#### Problem details
Print all entries precisely as they are written.

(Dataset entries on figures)
•••••
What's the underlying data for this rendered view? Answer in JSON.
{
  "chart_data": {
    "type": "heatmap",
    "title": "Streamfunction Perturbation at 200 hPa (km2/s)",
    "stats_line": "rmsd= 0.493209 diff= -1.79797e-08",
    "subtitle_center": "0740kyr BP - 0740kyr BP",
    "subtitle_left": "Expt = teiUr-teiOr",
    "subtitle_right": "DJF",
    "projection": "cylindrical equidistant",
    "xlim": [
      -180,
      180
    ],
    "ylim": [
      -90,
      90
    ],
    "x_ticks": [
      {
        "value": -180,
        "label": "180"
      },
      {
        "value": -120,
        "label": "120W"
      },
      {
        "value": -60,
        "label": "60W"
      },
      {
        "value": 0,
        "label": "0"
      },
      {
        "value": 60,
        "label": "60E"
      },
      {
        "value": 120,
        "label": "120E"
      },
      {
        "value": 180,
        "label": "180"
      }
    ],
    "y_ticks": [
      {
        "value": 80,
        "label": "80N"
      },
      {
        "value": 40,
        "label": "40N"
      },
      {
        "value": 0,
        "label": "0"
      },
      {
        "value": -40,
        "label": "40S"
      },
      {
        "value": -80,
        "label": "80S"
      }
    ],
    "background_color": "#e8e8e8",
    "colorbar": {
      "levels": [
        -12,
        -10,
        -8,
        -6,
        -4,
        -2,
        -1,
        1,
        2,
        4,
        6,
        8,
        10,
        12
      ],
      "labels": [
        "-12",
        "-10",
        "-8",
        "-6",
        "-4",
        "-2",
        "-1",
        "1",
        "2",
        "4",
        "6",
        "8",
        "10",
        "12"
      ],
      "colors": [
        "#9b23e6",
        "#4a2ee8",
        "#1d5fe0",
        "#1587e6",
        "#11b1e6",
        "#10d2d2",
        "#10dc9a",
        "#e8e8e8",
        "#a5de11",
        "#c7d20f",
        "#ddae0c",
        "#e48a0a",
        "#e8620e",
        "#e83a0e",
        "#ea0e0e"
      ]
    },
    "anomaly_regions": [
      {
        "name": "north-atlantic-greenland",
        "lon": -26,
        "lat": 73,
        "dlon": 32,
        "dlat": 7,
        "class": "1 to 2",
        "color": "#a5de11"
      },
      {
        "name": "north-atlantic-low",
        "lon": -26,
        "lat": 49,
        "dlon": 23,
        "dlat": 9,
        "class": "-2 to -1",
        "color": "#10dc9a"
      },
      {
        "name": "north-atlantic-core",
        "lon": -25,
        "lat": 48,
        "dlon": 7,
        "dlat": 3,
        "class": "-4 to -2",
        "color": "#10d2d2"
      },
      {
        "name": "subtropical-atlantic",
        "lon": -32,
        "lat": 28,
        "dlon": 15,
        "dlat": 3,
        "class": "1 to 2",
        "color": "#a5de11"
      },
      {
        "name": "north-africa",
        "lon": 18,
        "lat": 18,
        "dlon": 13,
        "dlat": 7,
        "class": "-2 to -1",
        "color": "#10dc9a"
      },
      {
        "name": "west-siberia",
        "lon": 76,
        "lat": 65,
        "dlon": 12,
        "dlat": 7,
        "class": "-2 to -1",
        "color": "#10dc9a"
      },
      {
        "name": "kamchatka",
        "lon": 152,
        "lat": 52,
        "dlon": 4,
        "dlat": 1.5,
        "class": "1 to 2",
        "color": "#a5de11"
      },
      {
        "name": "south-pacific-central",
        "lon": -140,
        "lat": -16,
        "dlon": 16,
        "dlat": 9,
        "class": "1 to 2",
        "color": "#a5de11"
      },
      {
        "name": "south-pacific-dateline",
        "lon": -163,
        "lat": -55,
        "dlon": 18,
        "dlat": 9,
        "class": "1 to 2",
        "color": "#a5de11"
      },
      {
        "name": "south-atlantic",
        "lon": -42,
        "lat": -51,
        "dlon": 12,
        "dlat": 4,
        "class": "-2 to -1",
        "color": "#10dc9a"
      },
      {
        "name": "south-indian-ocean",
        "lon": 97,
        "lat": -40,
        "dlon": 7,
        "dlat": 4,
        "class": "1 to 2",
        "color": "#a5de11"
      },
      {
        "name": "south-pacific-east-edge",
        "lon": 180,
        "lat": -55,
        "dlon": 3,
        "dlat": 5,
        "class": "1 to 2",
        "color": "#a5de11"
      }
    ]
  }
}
•••••
#### Answer in full
What's the underlying data for this rendered view? Answer in JSON.
{
  "chart_data": {
    "type": "heatmap",
    "title": "Streamfunction Perturbation at 200 hPa (km2/s)",
    "stats_line": "rmsd= 0.493209 diff= -1.79797e-08",
    "subtitle_center": "0740kyr BP - 0740kyr BP",
    "subtitle_left": "Expt = teiUr-teiOr",
    "subtitle_right": "DJF",
    "projection": "cylindrical equidistant",
    "xlim": [
      -180,
      180
    ],
    "ylim": [
      -90,
      90
    ],
    "x_ticks": [
      {
        "value": -180,
        "label": "180"
      },
      {
        "value": -120,
        "label": "120W"
      },
      {
        "value": -60,
        "label": "60W"
      },
      {
        "value": 0,
        "label": "0"
      },
      {
        "value": 60,
        "label": "60E"
      },
      {
        "value": 120,
        "label": "120E"
      },
      {
        "value": 180,
        "label": "180"
      }
    ],
    "y_ticks": [
      {
        "value": 80,
        "label": "80N"
      },
      {
        "value": 40,
        "label": "40N"
      },
      {
        "value": 0,
        "label": "0"
      },
      {
        "value": -40,
        "label": "40S"
      },
      {
        "value": -80,
        "label": "80S"
      }
    ],
    "background_color": "#e8e8e8",
    "colorbar": {
      "levels": [
        -12,
        -10,
        -8,
        -6,
        -4,
        -2,
        -1,
        1,
        2,
        4,
        6,
        8,
        10,
        12
      ],
      "labels": [
        "-12",
        "-10",
        "-8",
        "-6",
        "-4",
        "-2",
        "-1",
        "1",
        "2",
        "4",
        "6",
        "8",
        "10",
        "12"
      ],
      "colors": [
        "#9b23e6",
        "#4a2ee8",
        "#1d5fe0",
        "#1587e6",
        "#11b1e6",
        "#10d2d2",
        "#10dc9a",
        "#e8e8e8",
        "#a5de11",
        "#c7d20f",
        "#ddae0c",
        "#e48a0a",
        "#e8620e",
        "#e83a0e",
        "#ea0e0e"
      ]
    },
    "anomaly_regions": [
      {
        "name": "north-atlantic-greenland",
        "lon": -26,
        "lat": 73,
        "dlon": 32,
        "dlat": 7,
        "class": "1 to 2",
        "color": "#a5de11"
      },
      {
        "name": "north-atlantic-low",
        "lon": -26,
        "lat": 49,
        "dlon": 23,
        "dlat": 9,
        "class": "-2 to -1",
        "color": "#10dc9a"
      },
      {
        "name": "north-atlantic-core",
        "lon": -25,
        "lat": 48,
        "dlon": 7,
        "dlat": 3,
        "class": "-4 to -2",
        "color": "#10d2d2"
      },
      {
        "name": "subtropical-atlantic",
        "lon": -32,
        "lat": 28,
        "dlon": 15,
        "dlat": 3,
        "class": "1 to 2",
        "color": "#a5de11"
      },
      {
        "name": "north-africa",
        "lon": 18,
        "lat": 18,
        "dlon": 13,
        "dlat": 7,
        "class": "-2 to -1",
        "color": "#10dc9a"
      },
      {
        "name": "west-siberia",
        "lon": 76,
        "lat": 65,
        "dlon": 12,
        "dlat": 7,
        "class": "-2 to -1",
        "color": "#10dc9a"
      },
      {
        "name": "kamchatka",
        "lon": 152,
        "lat": 52,
        "dlon": 4,
        "dlat": 1.5,
        "class": "1 to 2",
        "color": "#a5de11"
      },
      {
        "name": "south-pacific-central",
        "lon": -140,
        "lat": -16,
        "dlon": 16,
        "dlat": 9,
        "class": "1 to 2",
        "color": "#a5de11"
      },
      {
        "name": "south-pacific-dateline",
        "lon": -163,
        "lat": -55,
        "dlon": 18,
        "dlat": 9,
        "class": "1 to 2",
        "color": "#a5de11"
      },
      {
        "name": "south-atlantic",
        "lon": -42,
        "lat": -51,
        "dlon": 12,
        "dlat": 4,
        "class": "-2 to -1",
        "color": "#10dc9a"
      },
      {
        "name": "south-indian-ocean",
        "lon": 97,
        "lat": -40,
        "dlon": 7,
        "dlat": 4,
        "class": "1 to 2",
        "color": "#a5de11"
      },
      {
        "name": "south-pacific-east-edge",
        "lon": 180,
        "lat": -55,
        "dlon": 3,
        "dlat": 5,
        "class": "1 to 2",
        "color": "#a5de11"
      }
    ]
  }
}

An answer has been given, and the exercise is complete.